[Rows from a dataset]
>>

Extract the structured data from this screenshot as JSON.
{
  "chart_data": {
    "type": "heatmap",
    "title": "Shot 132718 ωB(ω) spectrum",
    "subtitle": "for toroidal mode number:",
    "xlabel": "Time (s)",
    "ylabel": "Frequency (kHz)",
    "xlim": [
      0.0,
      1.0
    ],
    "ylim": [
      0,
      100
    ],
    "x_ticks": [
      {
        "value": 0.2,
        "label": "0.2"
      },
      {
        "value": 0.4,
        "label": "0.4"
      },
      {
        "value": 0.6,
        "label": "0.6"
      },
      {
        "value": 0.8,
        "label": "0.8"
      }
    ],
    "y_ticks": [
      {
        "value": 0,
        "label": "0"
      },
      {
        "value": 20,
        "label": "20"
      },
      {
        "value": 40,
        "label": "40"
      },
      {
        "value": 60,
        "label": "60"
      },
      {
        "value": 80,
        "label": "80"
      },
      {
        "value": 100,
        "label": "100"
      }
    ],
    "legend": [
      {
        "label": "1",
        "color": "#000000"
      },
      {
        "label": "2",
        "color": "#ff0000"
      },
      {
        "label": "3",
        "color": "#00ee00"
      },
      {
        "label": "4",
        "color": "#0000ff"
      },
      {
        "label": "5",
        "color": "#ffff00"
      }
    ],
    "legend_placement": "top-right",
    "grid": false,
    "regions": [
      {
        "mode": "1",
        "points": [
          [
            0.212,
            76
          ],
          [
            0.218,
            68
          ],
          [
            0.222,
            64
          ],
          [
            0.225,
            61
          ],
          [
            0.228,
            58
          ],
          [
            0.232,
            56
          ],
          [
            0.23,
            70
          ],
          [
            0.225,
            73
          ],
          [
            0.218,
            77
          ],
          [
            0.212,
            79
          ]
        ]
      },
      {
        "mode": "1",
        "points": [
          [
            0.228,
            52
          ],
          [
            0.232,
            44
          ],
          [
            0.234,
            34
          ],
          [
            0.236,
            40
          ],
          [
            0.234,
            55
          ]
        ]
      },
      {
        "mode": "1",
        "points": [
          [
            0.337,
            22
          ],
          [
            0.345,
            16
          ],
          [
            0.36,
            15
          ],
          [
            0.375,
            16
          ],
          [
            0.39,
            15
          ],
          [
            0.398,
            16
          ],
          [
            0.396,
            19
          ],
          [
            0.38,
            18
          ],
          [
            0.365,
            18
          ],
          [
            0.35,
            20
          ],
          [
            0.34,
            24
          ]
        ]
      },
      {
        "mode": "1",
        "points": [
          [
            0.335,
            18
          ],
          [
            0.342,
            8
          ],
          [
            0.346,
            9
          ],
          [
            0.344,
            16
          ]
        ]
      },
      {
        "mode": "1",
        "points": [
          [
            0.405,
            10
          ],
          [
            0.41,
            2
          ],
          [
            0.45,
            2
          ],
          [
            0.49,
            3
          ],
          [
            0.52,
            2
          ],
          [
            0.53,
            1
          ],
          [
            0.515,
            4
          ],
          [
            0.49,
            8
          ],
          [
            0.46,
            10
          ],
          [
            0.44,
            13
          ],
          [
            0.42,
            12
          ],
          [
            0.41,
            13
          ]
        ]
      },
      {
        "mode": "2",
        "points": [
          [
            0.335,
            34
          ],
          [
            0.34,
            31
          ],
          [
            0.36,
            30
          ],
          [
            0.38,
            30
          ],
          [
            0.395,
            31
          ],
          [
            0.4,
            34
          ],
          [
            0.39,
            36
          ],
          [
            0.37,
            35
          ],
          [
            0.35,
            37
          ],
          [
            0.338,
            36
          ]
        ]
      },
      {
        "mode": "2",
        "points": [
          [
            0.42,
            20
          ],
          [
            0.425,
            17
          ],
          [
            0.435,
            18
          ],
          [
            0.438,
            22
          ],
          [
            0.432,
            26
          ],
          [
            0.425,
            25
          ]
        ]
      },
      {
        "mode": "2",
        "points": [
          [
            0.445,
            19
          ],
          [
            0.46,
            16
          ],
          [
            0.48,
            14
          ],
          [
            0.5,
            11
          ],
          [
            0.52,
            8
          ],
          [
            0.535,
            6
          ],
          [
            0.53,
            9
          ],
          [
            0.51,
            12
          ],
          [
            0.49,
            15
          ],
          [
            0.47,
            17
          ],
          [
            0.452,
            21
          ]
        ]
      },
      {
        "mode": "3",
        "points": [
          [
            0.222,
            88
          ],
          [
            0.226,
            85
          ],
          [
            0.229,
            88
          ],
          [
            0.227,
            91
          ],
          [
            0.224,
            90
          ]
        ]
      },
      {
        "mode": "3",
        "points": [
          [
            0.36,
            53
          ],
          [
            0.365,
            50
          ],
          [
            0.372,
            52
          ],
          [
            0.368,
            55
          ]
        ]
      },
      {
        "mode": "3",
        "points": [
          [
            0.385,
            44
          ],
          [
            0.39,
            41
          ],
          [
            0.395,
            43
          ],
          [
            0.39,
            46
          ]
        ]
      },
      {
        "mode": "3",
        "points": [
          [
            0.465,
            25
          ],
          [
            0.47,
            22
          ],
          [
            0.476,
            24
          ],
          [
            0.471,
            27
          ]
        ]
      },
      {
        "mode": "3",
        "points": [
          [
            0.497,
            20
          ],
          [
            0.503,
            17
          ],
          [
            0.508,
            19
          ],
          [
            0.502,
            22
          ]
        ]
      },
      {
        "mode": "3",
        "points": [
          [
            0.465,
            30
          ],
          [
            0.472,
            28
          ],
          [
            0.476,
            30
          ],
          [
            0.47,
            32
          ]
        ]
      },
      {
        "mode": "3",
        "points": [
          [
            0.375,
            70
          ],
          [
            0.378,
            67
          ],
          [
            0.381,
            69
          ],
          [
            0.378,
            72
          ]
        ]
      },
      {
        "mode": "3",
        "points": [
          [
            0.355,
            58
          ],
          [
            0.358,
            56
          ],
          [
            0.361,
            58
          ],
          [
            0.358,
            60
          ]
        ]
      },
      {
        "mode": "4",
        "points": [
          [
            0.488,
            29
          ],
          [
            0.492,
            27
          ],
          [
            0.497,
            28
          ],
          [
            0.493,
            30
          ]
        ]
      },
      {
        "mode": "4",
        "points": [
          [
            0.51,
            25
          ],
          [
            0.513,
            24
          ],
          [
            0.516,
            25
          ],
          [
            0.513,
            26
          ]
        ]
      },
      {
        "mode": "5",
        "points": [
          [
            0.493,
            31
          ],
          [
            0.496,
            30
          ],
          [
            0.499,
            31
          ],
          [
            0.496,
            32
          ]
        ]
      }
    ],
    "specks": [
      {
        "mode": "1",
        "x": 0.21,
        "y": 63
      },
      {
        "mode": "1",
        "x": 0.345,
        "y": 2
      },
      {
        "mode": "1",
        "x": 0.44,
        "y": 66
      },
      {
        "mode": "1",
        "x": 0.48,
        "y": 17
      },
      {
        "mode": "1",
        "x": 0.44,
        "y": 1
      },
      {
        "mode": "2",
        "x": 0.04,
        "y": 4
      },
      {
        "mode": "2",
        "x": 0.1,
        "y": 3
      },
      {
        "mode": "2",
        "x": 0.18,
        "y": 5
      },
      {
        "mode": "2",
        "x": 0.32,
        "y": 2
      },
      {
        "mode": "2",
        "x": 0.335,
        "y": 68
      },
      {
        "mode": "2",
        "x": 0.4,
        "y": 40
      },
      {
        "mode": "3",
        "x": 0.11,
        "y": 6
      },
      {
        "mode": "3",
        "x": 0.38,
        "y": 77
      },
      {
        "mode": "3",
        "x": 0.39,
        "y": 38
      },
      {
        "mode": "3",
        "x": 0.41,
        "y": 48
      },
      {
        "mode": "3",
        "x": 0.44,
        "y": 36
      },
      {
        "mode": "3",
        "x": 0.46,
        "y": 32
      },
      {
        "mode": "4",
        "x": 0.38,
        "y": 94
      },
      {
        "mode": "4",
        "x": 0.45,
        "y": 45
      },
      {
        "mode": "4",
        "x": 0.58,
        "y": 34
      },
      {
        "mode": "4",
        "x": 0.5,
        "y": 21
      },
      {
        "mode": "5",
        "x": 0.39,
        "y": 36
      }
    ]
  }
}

<<

State how many lines above contain the string "color", with no other words.

5